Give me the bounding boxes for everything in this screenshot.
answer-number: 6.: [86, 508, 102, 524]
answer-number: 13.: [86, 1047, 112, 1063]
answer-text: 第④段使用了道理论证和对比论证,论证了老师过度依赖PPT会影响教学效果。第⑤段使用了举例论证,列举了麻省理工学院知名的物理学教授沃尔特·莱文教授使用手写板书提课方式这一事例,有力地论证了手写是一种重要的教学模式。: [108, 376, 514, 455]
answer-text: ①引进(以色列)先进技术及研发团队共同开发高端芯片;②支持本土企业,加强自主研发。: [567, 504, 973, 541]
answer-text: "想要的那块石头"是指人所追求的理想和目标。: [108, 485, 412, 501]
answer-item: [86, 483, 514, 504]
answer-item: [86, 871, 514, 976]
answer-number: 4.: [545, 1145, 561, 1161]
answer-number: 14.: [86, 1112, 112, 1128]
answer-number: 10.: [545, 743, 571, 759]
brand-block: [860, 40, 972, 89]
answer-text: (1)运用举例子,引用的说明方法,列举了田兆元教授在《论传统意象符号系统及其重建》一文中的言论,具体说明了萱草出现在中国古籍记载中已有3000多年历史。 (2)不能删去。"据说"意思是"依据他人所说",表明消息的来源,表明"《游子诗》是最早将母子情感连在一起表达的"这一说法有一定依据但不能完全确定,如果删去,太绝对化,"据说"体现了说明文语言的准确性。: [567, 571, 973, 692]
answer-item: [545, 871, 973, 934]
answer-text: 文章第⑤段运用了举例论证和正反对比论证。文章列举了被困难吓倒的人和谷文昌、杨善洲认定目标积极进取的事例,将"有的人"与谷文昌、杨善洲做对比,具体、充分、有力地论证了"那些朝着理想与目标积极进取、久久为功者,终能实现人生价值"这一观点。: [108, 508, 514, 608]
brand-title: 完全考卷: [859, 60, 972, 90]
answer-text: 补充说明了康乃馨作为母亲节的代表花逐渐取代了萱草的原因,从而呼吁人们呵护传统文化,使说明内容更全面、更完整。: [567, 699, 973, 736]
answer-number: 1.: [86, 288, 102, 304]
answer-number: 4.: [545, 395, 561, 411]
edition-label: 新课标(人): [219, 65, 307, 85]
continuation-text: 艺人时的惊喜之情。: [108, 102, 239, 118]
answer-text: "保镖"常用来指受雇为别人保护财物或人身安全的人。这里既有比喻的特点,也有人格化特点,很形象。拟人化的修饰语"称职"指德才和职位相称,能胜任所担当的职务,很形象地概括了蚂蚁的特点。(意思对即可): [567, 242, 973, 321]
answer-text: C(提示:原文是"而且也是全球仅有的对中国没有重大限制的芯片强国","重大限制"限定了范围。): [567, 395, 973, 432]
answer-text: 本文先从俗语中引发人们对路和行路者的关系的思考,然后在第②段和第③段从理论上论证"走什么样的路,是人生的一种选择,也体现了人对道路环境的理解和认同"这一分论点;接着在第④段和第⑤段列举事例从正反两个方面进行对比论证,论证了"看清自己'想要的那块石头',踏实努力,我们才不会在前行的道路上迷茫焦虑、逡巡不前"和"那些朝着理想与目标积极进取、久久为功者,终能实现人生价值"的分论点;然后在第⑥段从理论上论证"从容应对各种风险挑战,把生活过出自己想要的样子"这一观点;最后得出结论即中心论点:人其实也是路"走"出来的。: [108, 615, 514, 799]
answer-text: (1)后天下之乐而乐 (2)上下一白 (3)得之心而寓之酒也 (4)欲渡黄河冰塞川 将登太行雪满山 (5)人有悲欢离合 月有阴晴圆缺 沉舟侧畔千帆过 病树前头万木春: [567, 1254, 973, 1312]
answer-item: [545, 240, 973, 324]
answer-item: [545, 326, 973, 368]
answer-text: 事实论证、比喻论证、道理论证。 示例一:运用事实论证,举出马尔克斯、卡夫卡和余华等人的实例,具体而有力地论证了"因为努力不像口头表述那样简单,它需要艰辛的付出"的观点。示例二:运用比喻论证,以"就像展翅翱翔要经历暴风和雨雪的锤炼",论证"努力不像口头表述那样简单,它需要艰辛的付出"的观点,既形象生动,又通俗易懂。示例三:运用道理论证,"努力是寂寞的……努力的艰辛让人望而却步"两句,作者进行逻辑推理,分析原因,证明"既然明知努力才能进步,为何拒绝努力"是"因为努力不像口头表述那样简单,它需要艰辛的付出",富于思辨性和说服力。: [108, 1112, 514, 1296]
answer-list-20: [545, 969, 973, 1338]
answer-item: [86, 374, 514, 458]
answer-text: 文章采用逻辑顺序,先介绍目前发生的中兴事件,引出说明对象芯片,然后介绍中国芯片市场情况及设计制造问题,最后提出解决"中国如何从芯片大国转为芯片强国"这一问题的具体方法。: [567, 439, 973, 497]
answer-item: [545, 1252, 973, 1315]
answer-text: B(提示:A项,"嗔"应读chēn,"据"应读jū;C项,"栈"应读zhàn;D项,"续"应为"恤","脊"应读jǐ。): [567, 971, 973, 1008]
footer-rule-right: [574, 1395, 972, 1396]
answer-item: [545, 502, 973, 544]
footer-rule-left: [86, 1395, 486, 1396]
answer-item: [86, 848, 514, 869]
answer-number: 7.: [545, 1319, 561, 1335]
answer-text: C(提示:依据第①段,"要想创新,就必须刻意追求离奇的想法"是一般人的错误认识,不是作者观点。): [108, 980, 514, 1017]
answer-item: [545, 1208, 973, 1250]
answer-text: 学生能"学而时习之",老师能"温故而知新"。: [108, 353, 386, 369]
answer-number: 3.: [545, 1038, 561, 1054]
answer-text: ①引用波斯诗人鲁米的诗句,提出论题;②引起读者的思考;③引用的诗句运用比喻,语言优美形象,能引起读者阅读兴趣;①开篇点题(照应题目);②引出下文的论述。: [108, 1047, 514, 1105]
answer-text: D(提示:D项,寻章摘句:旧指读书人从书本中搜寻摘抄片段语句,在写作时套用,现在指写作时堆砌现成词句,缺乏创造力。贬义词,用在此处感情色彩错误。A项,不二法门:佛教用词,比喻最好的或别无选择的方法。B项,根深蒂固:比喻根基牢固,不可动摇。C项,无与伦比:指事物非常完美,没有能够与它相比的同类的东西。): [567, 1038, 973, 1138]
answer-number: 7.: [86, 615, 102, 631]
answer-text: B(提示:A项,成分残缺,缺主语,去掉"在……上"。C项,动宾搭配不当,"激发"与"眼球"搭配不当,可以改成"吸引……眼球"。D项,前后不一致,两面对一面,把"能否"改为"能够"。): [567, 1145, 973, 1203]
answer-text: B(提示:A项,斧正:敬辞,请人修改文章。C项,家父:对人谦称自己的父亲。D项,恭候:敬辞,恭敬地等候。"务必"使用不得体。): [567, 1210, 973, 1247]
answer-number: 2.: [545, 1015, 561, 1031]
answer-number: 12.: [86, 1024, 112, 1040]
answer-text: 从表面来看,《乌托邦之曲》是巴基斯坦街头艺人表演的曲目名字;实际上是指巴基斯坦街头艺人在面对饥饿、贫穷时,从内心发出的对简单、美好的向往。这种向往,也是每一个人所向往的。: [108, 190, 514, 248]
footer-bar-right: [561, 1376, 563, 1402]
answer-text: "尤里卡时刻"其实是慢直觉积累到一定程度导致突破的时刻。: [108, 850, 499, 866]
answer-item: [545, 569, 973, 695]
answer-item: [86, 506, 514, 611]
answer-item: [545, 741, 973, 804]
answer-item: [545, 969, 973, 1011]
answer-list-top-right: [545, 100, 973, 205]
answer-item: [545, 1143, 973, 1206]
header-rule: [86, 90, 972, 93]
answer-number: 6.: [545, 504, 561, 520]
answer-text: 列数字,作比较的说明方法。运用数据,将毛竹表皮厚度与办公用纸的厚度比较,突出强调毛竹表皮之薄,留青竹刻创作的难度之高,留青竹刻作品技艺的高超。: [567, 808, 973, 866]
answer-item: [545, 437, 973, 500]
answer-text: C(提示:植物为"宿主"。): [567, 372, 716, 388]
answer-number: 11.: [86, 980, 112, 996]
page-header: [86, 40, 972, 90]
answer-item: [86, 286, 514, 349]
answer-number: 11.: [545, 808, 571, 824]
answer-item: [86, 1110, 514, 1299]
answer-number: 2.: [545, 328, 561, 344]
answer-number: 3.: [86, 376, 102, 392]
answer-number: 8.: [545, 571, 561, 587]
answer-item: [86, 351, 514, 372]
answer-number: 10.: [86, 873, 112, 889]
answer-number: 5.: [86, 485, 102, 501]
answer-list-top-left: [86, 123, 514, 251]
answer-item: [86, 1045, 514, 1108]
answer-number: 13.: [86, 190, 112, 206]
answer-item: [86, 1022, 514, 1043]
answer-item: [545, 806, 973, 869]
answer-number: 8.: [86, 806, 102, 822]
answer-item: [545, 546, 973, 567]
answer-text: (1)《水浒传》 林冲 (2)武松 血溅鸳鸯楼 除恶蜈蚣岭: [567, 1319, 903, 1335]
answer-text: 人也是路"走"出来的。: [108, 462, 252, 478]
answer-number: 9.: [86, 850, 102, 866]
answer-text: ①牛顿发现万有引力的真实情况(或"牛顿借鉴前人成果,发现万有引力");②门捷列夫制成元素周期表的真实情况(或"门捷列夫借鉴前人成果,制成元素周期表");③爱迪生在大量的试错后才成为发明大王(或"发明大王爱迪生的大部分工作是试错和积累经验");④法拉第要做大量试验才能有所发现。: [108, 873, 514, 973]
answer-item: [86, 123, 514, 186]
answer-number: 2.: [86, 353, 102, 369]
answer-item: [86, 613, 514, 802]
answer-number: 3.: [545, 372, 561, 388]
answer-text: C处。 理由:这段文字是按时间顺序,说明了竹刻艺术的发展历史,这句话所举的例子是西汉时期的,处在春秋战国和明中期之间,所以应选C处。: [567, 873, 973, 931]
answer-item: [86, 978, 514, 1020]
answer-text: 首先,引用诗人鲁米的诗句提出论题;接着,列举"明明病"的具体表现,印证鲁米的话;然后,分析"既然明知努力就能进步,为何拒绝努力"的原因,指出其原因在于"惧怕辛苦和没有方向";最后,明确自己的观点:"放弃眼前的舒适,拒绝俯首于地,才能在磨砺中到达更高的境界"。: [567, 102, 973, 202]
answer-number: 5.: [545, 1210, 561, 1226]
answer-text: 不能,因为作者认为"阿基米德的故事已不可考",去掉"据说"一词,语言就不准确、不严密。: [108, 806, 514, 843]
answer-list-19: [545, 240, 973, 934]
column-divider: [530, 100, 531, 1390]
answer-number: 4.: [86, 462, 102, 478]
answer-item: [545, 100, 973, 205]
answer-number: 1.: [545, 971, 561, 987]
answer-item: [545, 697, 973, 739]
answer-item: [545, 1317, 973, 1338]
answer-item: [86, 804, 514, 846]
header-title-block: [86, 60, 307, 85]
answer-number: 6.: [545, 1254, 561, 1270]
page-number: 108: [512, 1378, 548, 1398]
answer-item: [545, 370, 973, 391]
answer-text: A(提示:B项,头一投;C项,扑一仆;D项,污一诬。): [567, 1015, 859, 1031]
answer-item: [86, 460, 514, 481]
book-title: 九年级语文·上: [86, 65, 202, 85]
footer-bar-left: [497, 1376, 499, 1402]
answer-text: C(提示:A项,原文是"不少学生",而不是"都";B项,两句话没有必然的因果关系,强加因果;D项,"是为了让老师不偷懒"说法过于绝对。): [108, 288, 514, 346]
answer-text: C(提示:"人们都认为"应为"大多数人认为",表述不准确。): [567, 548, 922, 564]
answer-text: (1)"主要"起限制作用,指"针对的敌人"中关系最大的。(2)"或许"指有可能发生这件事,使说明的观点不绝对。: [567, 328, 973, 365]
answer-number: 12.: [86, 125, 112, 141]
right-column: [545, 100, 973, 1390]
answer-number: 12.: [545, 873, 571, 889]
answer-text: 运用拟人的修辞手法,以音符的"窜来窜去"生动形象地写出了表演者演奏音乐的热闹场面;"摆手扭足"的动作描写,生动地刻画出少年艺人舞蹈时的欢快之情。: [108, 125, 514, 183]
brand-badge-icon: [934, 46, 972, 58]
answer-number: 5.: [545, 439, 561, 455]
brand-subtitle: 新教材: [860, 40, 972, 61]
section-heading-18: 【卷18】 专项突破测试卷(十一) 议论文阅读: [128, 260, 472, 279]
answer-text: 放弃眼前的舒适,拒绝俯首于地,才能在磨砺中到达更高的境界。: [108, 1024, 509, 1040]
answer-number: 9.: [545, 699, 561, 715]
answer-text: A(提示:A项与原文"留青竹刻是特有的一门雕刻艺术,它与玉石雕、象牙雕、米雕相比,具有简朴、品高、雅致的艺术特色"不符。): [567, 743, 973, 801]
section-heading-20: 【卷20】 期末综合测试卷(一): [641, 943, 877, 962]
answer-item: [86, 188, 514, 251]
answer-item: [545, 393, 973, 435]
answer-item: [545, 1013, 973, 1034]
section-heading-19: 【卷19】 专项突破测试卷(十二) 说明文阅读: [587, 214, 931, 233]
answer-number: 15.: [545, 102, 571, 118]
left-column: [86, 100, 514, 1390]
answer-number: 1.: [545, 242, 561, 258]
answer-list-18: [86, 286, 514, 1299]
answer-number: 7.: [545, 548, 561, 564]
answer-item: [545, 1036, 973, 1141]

- Set exercise -
Reproduce the entries word for word, from the very first line through the line that contains "edition-label: 新课标(人): [219, 65, 307, 85]", with both of those lines included.

- Result -
Give me the bounding boxes for everything in this screenshot.
answer-number: 6.: [86, 508, 102, 524]
answer-number: 13.: [86, 1047, 112, 1063]
answer-text: 第④段使用了道理论证和对比论证,论证了老师过度依赖PPT会影响教学效果。第⑤段使用了举例论证,列举了麻省理工学院知名的物理学教授沃尔特·莱文教授使用手写板书提课方式这一事例,有力地论证了手写是一种重要的教学模式。: [108, 376, 514, 455]
answer-text: ①引进(以色列)先进技术及研发团队共同开发高端芯片;②支持本土企业,加强自主研发。: [567, 504, 973, 541]
answer-text: "想要的那块石头"是指人所追求的理想和目标。: [108, 485, 412, 501]
answer-item: [86, 483, 514, 504]
answer-item: [86, 871, 514, 976]
answer-number: 4.: [545, 1145, 561, 1161]
answer-number: 14.: [86, 1112, 112, 1128]
answer-number: 10.: [545, 743, 571, 759]
brand-block: [860, 40, 972, 89]
answer-text: (1)运用举例子,引用的说明方法,列举了田兆元教授在《论传统意象符号系统及其重建》一文中的言论,具体说明了萱草出现在中国古籍记载中已有3000多年历史。 (2)不能删去。"据说"意思是"依据他人所说",表明消息的来源,表明"《游子诗》是最早将母子情感连在一起表达的"这一说法有一定依据但不能完全确定,如果删去,太绝对化,"据说"体现了说明文语言的准确性。: [567, 571, 973, 692]
answer-item: [545, 871, 973, 934]
answer-text: 文章第⑤段运用了举例论证和正反对比论证。文章列举了被困难吓倒的人和谷文昌、杨善洲认定目标积极进取的事例,将"有的人"与谷文昌、杨善洲做对比,具体、充分、有力地论证了"那些朝着理想与目标积极进取、久久为功者,终能实现人生价值"这一观点。: [108, 508, 514, 608]
brand-title: 完全考卷: [859, 60, 972, 90]
answer-text: 补充说明了康乃馨作为母亲节的代表花逐渐取代了萱草的原因,从而呼吁人们呵护传统文化,使说明内容更全面、更完整。: [567, 699, 973, 736]
answer-number: 1.: [86, 288, 102, 304]
answer-number: 4.: [545, 395, 561, 411]
edition-label: 新课标(人): [219, 65, 307, 85]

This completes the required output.